-- START OF DATA EXCERPTS --

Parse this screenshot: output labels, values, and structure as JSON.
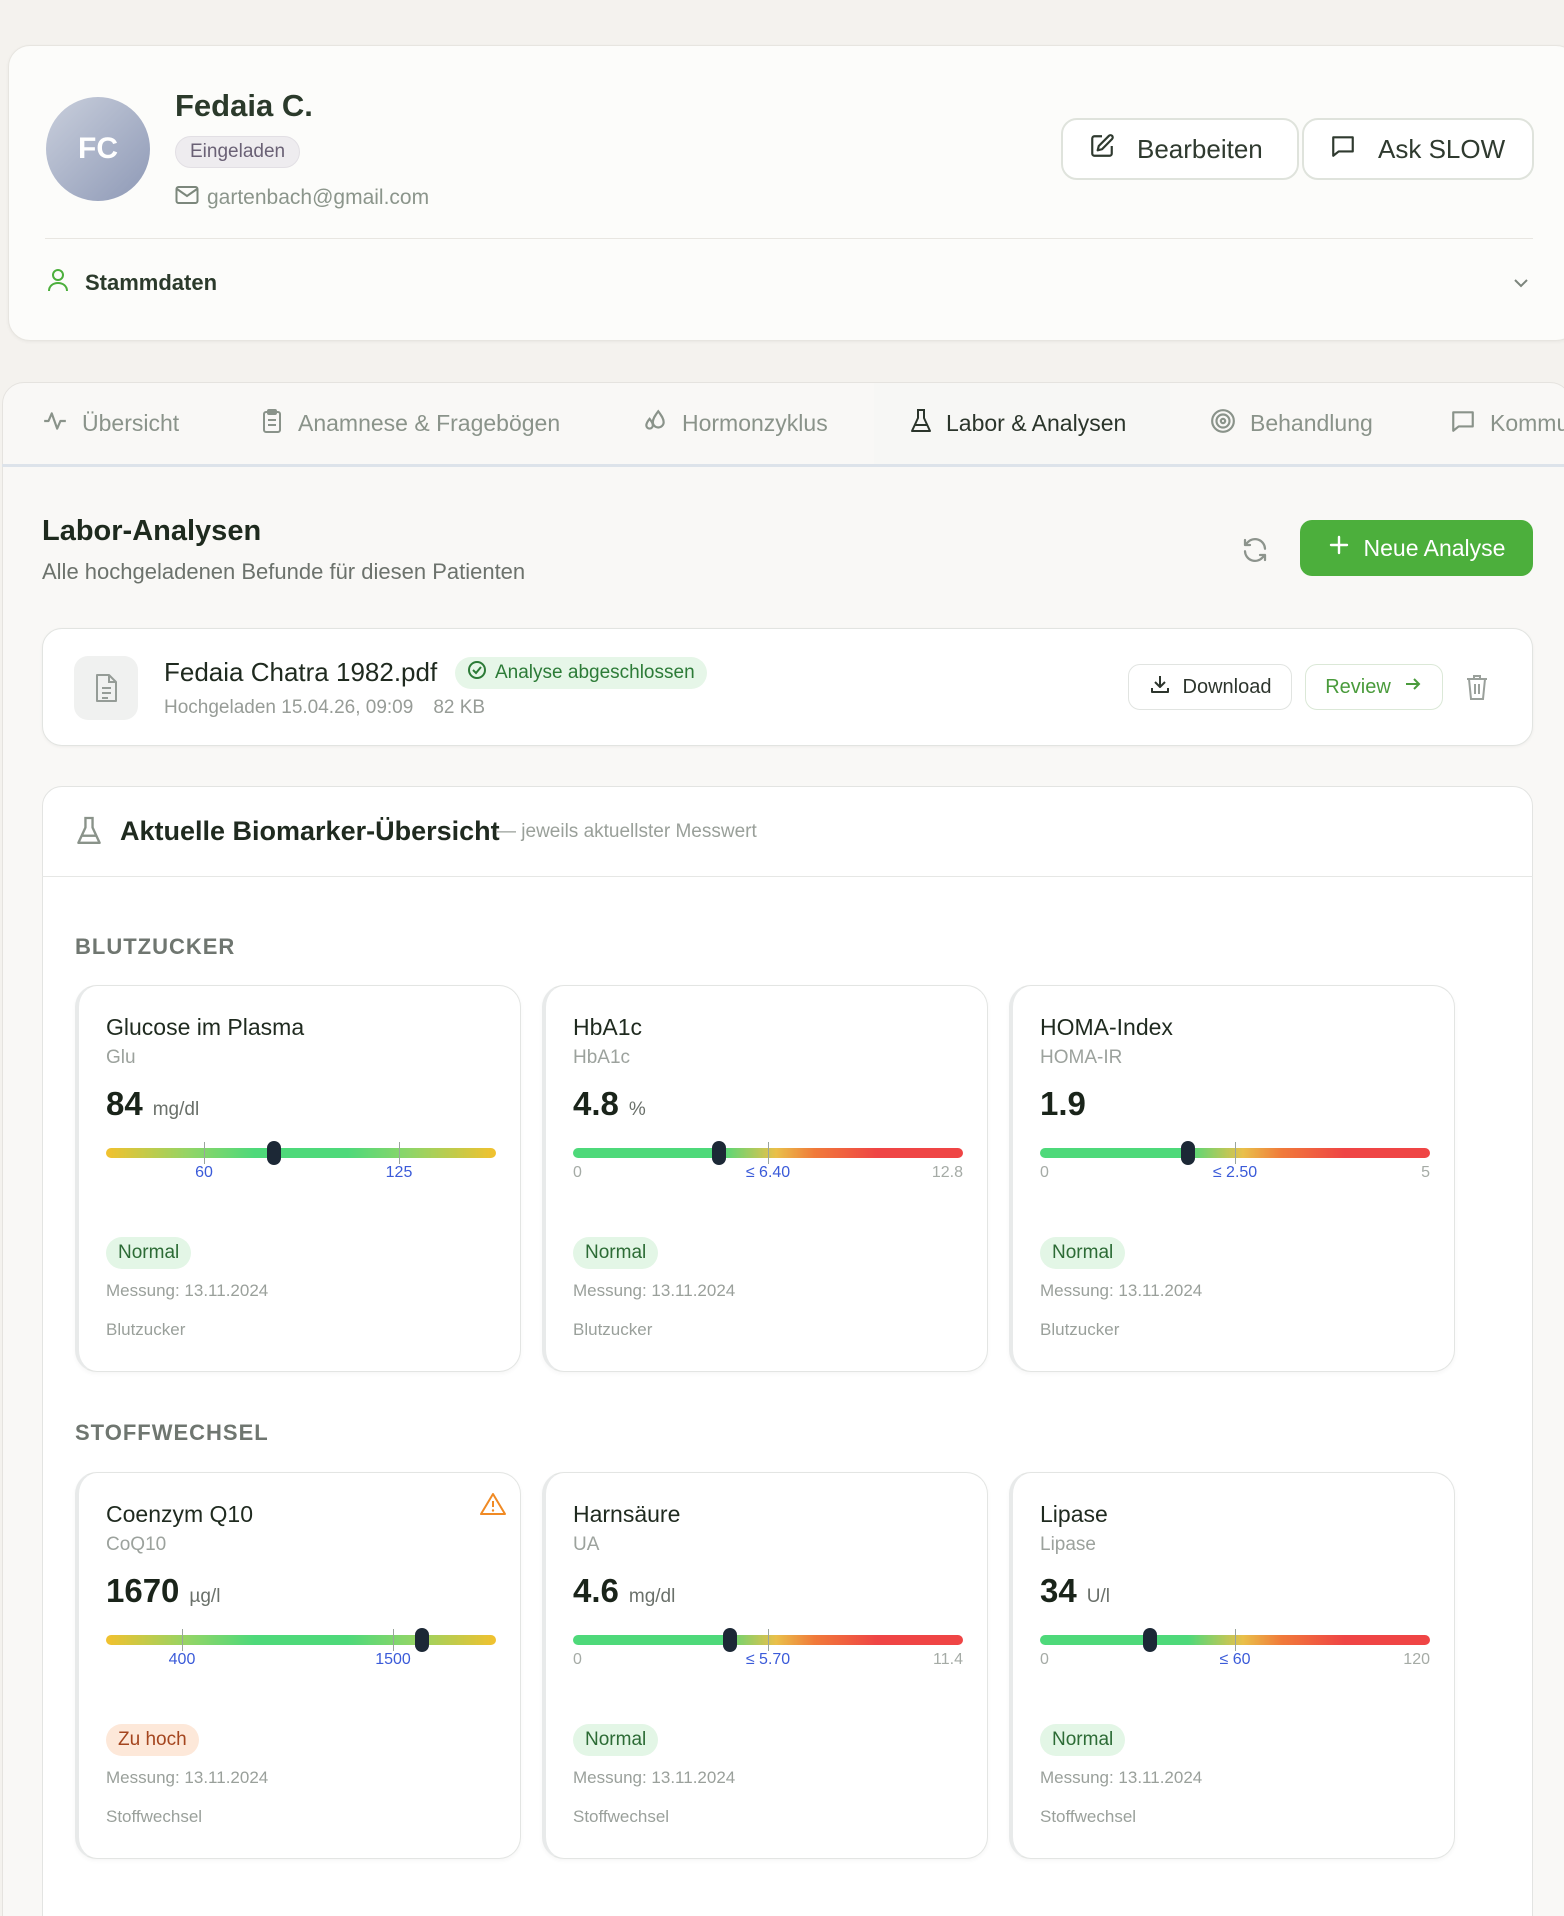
{
  "patient": {
    "initials": "FC",
    "name": "Fedaia C.",
    "status": "Eingeladen",
    "email": "gartenbach@gmail.com"
  },
  "header_actions": {
    "edit_label": "Bearbeiten",
    "ask_label": "Ask SLOW"
  },
  "stammdaten_label": "Stammdaten",
  "tabs": [
    {
      "label": "Übersicht",
      "icon": "activity-icon"
    },
    {
      "label": "Anamnese & Fragebögen",
      "icon": "clipboard-icon"
    },
    {
      "label": "Hormonzyklus",
      "icon": "droplets-icon"
    },
    {
      "label": "Labor & Analysen",
      "icon": "flask-icon",
      "active": true
    },
    {
      "label": "Behandlung",
      "icon": "target-icon"
    },
    {
      "label": "Kommu",
      "icon": "message-icon"
    }
  ],
  "section": {
    "title": "Labor-Analysen",
    "subtitle": "Alle hochgeladenen Befunde für diesen Patienten",
    "new_button": "Neue Analyse"
  },
  "file": {
    "name": "Fedaia Chatra 1982.pdf",
    "status": "Analyse abgeschlossen",
    "uploaded": "Hochgeladen 15.04.26, 09:09",
    "size": "82 KB",
    "download_label": "Download",
    "review_label": "Review"
  },
  "biomarker": {
    "title": "Aktuelle Biomarker-Übersicht",
    "subtitle": "— jeweils aktuellster Messwert",
    "categories": [
      {
        "label": "BLUTZUCKER",
        "cards": [
          {
            "name": "Glucose im Plasma",
            "code": "Glu",
            "value": "84",
            "unit": "mg/dl",
            "bar": "range",
            "marker_pct": 0.43,
            "ticks": [
              {
                "label": "60",
                "pct": 0.25
              },
              {
                "label": "125",
                "pct": 0.75
              }
            ],
            "status": "Normal",
            "date": "Messung: 13.11.2024",
            "category": "Blutzucker"
          },
          {
            "name": "HbA1c",
            "code": "HbA1c",
            "value": "4.8",
            "unit": "%",
            "bar": "limit",
            "marker_pct": 0.375,
            "min": "0",
            "limit": "≤ 6.40",
            "max": "12.8",
            "status": "Normal",
            "date": "Messung: 13.11.2024",
            "category": "Blutzucker"
          },
          {
            "name": "HOMA-Index",
            "code": "HOMA-IR",
            "value": "1.9",
            "unit": "",
            "bar": "limit",
            "marker_pct": 0.38,
            "min": "0",
            "limit": "≤ 2.50",
            "max": "5",
            "status": "Normal",
            "date": "Messung: 13.11.2024",
            "category": "Blutzucker"
          }
        ]
      },
      {
        "label": "STOFFWECHSEL",
        "cards": [
          {
            "name": "Coenzym Q10",
            "code": "CoQ10",
            "value": "1670",
            "unit": "µg/l",
            "bar": "range",
            "marker_pct": 0.81,
            "ticks": [
              {
                "label": "400",
                "pct": 0.195
              },
              {
                "label": "1500",
                "pct": 0.735
              }
            ],
            "status": "Zu hoch",
            "warning": true,
            "date": "Messung: 13.11.2024",
            "category": "Stoffwechsel"
          },
          {
            "name": "Harnsäure",
            "code": "UA",
            "value": "4.6",
            "unit": "mg/dl",
            "bar": "limit",
            "marker_pct": 0.403,
            "min": "0",
            "limit": "≤ 5.70",
            "max": "11.4",
            "status": "Normal",
            "date": "Messung: 13.11.2024",
            "category": "Stoffwechsel"
          },
          {
            "name": "Lipase",
            "code": "Lipase",
            "value": "34",
            "unit": "U/l",
            "bar": "limit",
            "marker_pct": 0.283,
            "min": "0",
            "limit": "≤ 60",
            "max": "120",
            "status": "Normal",
            "date": "Messung: 13.11.2024",
            "category": "Stoffwechsel"
          }
        ]
      }
    ]
  },
  "colors": {
    "accent_green": "#4caf3c",
    "marker": "#1c2836",
    "limit_label": "#3b5bd9",
    "warning": "#f08a24"
  }
}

-- END OF DATA EXCERPTS --

PROBLEM DETAILS: Scan the lines above for "Analysen", then copy every one that has it.

RESULT OF THE EXERCISE:
      "label": "Labor & Analysen",
    "title": "Labor-Analysen",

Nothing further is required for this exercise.